### What is required
Give back the line where "Read this page and output its text content." appears and all the lines after it until the listing ends, unchanged and with nothing else.

— Begin Record excerpts —

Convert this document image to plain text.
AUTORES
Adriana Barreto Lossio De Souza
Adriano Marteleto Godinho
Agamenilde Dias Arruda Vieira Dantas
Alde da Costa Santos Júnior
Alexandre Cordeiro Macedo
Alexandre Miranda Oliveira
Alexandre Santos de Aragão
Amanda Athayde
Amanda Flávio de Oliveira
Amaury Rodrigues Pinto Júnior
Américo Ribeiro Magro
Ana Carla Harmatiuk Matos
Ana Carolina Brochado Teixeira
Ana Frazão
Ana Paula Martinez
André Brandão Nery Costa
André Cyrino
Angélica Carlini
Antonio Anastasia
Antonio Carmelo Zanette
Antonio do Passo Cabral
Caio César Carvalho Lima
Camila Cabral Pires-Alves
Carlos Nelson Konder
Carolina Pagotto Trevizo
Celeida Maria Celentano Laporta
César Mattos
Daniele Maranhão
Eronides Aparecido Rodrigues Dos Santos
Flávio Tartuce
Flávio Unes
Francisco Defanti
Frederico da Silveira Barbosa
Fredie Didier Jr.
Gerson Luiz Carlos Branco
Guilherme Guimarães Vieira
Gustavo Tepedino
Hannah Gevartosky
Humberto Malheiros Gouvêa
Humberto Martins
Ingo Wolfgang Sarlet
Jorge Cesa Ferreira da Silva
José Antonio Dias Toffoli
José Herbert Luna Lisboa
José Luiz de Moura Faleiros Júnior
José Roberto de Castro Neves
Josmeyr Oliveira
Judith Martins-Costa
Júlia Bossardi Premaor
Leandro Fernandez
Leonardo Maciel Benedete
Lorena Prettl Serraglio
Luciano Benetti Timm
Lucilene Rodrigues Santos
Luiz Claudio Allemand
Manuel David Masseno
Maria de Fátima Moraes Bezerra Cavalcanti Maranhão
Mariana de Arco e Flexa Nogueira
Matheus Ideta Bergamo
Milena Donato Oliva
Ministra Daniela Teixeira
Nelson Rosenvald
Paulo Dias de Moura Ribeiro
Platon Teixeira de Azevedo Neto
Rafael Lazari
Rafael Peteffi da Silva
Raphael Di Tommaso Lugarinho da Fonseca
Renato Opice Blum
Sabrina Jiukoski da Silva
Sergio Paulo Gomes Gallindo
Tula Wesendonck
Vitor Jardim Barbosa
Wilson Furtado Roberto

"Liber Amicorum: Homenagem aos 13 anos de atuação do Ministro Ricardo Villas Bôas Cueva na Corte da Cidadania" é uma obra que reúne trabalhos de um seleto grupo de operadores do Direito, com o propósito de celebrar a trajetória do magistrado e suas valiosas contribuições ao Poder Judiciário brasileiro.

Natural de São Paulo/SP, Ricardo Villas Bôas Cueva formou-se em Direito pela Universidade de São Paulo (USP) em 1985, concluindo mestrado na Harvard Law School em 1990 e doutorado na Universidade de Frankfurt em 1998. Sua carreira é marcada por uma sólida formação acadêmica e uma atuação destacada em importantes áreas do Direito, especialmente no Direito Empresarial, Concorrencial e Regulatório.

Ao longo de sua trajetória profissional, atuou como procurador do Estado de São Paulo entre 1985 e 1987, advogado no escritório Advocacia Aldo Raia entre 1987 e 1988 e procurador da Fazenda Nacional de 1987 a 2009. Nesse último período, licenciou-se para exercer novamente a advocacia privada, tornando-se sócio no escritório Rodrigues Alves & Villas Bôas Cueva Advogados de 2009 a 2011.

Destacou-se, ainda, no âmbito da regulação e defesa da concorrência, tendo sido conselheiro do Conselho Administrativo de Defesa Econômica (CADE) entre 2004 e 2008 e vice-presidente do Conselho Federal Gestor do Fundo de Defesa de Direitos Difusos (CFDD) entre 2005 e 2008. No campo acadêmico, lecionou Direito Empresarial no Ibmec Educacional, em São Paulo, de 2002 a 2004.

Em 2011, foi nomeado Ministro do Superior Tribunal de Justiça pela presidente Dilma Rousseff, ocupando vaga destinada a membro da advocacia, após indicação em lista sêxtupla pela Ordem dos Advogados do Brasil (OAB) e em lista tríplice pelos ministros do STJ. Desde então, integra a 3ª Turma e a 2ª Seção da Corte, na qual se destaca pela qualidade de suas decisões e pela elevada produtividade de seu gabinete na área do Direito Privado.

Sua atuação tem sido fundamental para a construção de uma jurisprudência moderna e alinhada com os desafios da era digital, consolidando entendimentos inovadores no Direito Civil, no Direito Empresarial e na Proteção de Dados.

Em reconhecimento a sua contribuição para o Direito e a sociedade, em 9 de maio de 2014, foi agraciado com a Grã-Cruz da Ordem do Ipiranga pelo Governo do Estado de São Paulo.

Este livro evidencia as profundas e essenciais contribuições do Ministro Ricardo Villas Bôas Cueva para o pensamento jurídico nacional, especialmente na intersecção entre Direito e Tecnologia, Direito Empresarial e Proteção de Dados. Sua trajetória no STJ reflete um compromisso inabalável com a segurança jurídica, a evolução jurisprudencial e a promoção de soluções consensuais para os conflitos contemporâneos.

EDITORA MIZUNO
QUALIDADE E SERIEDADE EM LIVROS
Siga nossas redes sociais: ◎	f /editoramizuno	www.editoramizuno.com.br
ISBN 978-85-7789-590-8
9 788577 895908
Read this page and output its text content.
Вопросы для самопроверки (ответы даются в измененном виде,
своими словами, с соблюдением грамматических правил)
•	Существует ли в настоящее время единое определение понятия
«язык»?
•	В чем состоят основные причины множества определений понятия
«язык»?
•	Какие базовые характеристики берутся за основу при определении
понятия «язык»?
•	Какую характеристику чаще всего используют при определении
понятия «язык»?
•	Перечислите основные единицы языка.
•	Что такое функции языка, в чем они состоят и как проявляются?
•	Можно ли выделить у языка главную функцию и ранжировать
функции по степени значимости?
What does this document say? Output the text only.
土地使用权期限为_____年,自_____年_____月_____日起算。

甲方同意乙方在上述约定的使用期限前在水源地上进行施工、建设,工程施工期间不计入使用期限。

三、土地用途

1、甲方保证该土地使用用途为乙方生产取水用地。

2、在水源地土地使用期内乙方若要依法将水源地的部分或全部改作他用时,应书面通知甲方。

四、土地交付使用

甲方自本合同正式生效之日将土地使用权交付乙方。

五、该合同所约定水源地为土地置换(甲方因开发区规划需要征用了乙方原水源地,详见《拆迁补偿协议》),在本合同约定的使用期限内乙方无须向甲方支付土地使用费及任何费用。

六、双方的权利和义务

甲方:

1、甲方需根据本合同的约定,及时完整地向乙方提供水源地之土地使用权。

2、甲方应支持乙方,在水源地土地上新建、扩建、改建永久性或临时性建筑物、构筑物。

— End Record excerpts —

### Finished task
Read this page and output its text content.
Вопросы для самопроверки (ответы даются в измененном виде,
своими словами, с соблюдением грамматических правил)
•	Существует ли в настоящее время единое определение понятия
«язык»?
•	В чем состоят основные причины множества определений понятия
«язык»?
•	Какие базовые характеристики берутся за основу при определении
понятия «язык»?
•	Какую характеристику чаще всего используют при определении
понятия «язык»?
•	Перечислите основные единицы языка.
•	Что такое функции языка, в чем они состоят и как проявляются?
•	Можно ли выделить у языка главную функцию и ранжировать
функции по степени значимости?
What does this document say? Output the text only.
土地使用权期限为_____年,自_____年_____月_____日起算。

甲方同意乙方在上述约定的使用期限前在水源地上进行施工、建设,工程施工期间不计入使用期限。

三、土地用途

1、甲方保证该土地使用用途为乙方生产取水用地。

2、在水源地土地使用期内乙方若要依法将水源地的部分或全部改作他用时,应书面通知甲方。

四、土地交付使用

甲方自本合同正式生效之日将土地使用权交付乙方。

五、该合同所约定水源地为土地置换(甲方因开发区规划需要征用了乙方原水源地,详见《拆迁补偿协议》),在本合同约定的使用期限内乙方无须向甲方支付土地使用费及任何费用。

六、双方的权利和义务

甲方:

1、甲方需根据本合同的约定,及时完整地向乙方提供水源地之土地使用权。

2、甲方应支持乙方,在水源地土地上新建、扩建、改建永久性或临时性建筑物、构筑物。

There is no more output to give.